▶ **Task prompt**: Could you repeat the records below exactly, leaving out any pictures?

(Dataset items)

--

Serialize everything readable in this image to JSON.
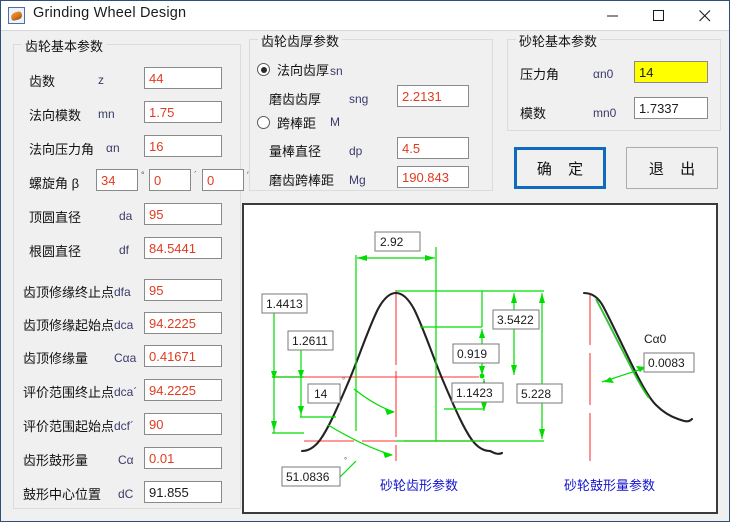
{
  "window": {
    "title": "Grinding Wheel Design",
    "icon": "app-icon",
    "minimize": "–",
    "maximize": "□",
    "close": "✕"
  },
  "gear_group": {
    "title": "齿轮基本参数",
    "rows": [
      {
        "label": "齿数",
        "symbol": "z",
        "value": "44"
      },
      {
        "label": "法向模数",
        "symbol": "mn",
        "value": "1.75"
      },
      {
        "label": "法向压力角",
        "symbol": "αn",
        "value": "16"
      },
      {
        "label": "螺旋角 β",
        "symbol": "",
        "value": "34",
        "value2": "0",
        "value3": "0"
      },
      {
        "label": "顶圆直径",
        "symbol": "da",
        "value": "95"
      },
      {
        "label": "根圆直径",
        "symbol": "df",
        "value": "84.5441"
      },
      {
        "label": "齿顶修缘终止点",
        "symbol": "dfa",
        "value": "95"
      },
      {
        "label": "齿顶修缘起始点",
        "symbol": "dca",
        "value": "94.2225"
      },
      {
        "label": "齿顶修缘量",
        "symbol": "Cαa",
        "value": "0.41671"
      },
      {
        "label": "评价范围终止点",
        "symbol": "dca´",
        "value": "94.2225"
      },
      {
        "label": "评价范围起始点",
        "symbol": "dcf´",
        "value": "90"
      },
      {
        "label": "齿形鼓形量",
        "symbol": "Cα",
        "value": "0.01"
      },
      {
        "label": "鼓形中心位置",
        "symbol": "dC",
        "value": "91.855"
      }
    ],
    "deg_marks": {
      "deg": "°",
      "min": "´",
      "sec": "″"
    }
  },
  "thickness_group": {
    "title": "齿轮齿厚参数",
    "radio1": {
      "label": "法向齿厚",
      "symbol": "sn",
      "selected": true
    },
    "radio2": {
      "label": "跨棒距",
      "symbol": "M",
      "selected": false
    },
    "rows": [
      {
        "label": "磨齿齿厚",
        "symbol": "sng",
        "value": "2.2131"
      },
      {
        "label": "量棒直径",
        "symbol": "dp",
        "value": "4.5"
      },
      {
        "label": "磨齿跨棒距",
        "symbol": "Mg",
        "value": "190.843"
      }
    ]
  },
  "wheel_group": {
    "title": "砂轮基本参数",
    "rows": [
      {
        "label": "压力角",
        "symbol": "αn0",
        "value": "14",
        "highlight": true
      },
      {
        "label": "模数",
        "symbol": "mn0",
        "value": "1.7337",
        "highlight": false
      }
    ]
  },
  "buttons": {
    "ok": "确 定",
    "exit": "退 出"
  },
  "diagram": {
    "captions": {
      "left": "砂轮齿形参数",
      "right": "砂轮鼓形量参数"
    },
    "labels": {
      "top_width": "2.92",
      "left_outer": "1.4413",
      "left_inner": "1.2611",
      "angle_top": "14",
      "angle_bottom": "51.0836",
      "right_upper": "3.5422",
      "right_mid": "0.919",
      "right_lower": "1.1423",
      "right_total": "5.228",
      "crown_symbol": "Cα0",
      "crown_value": "0.0083"
    }
  },
  "colors": {
    "accent": "#0f6bbd",
    "value_text": "#e03b20",
    "highlight": "#ffff00",
    "dimension_green": "#00dd00",
    "center_red": "#ff3b3b",
    "caption_blue": "#1414cc"
  }
}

--

▶ **Written answer**:
Serialize everything readable in this image to JSON.
{
  "window": {
    "title": "Grinding Wheel Design",
    "icon": "app-icon",
    "minimize": "–",
    "maximize": "□",
    "close": "✕"
  },
  "gear_group": {
    "title": "齿轮基本参数",
    "rows": [
      {
        "label": "齿数",
        "symbol": "z",
        "value": "44"
      },
      {
        "label": "法向模数",
        "symbol": "mn",
        "value": "1.75"
      },
      {
        "label": "法向压力角",
        "symbol": "αn",
        "value": "16"
      },
      {
        "label": "螺旋角 β",
        "symbol": "",
        "value": "34",
        "value2": "0",
        "value3": "0"
      },
      {
        "label": "顶圆直径",
        "symbol": "da",
        "value": "95"
      },
      {
        "label": "根圆直径",
        "symbol": "df",
        "value": "84.5441"
      },
      {
        "label": "齿顶修缘终止点",
        "symbol": "dfa",
        "value": "95"
      },
      {
        "label": "齿顶修缘起始点",
        "symbol": "dca",
        "value": "94.2225"
      },
      {
        "label": "齿顶修缘量",
        "symbol": "Cαa",
        "value": "0.41671"
      },
      {
        "label": "评价范围终止点",
        "symbol": "dca´",
        "value": "94.2225"
      },
      {
        "label": "评价范围起始点",
        "symbol": "dcf´",
        "value": "90"
      },
      {
        "label": "齿形鼓形量",
        "symbol": "Cα",
        "value": "0.01"
      },
      {
        "label": "鼓形中心位置",
        "symbol": "dC",
        "value": "91.855"
      }
    ],
    "deg_marks": {
      "deg": "°",
      "min": "´",
      "sec": "″"
    }
  },
  "thickness_group": {
    "title": "齿轮齿厚参数",
    "radio1": {
      "label": "法向齿厚",
      "symbol": "sn",
      "selected": true
    },
    "radio2": {
      "label": "跨棒距",
      "symbol": "M",
      "selected": false
    },
    "rows": [
      {
        "label": "磨齿齿厚",
        "symbol": "sng",
        "value": "2.2131"
      },
      {
        "label": "量棒直径",
        "symbol": "dp",
        "value": "4.5"
      },
      {
        "label": "磨齿跨棒距",
        "symbol": "Mg",
        "value": "190.843"
      }
    ]
  },
  "wheel_group": {
    "title": "砂轮基本参数",
    "rows": [
      {
        "label": "压力角",
        "symbol": "αn0",
        "value": "14",
        "highlight": true
      },
      {
        "label": "模数",
        "symbol": "mn0",
        "value": "1.7337",
        "highlight": false
      }
    ]
  },
  "buttons": {
    "ok": "确 定",
    "exit": "退 出"
  },
  "diagram": {
    "captions": {
      "left": "砂轮齿形参数",
      "right": "砂轮鼓形量参数"
    },
    "labels": {
      "top_width": "2.92",
      "left_outer": "1.4413",
      "left_inner": "1.2611",
      "angle_top": "14",
      "angle_bottom": "51.0836",
      "right_upper": "3.5422",
      "right_mid": "0.919",
      "right_lower": "1.1423",
      "right_total": "5.228",
      "crown_symbol": "Cα0",
      "crown_value": "0.0083"
    }
  },
  "colors": {
    "accent": "#0f6bbd",
    "value_text": "#e03b20",
    "highlight": "#ffff00",
    "dimension_green": "#00dd00",
    "center_red": "#ff3b3b",
    "caption_blue": "#1414cc"
  }
}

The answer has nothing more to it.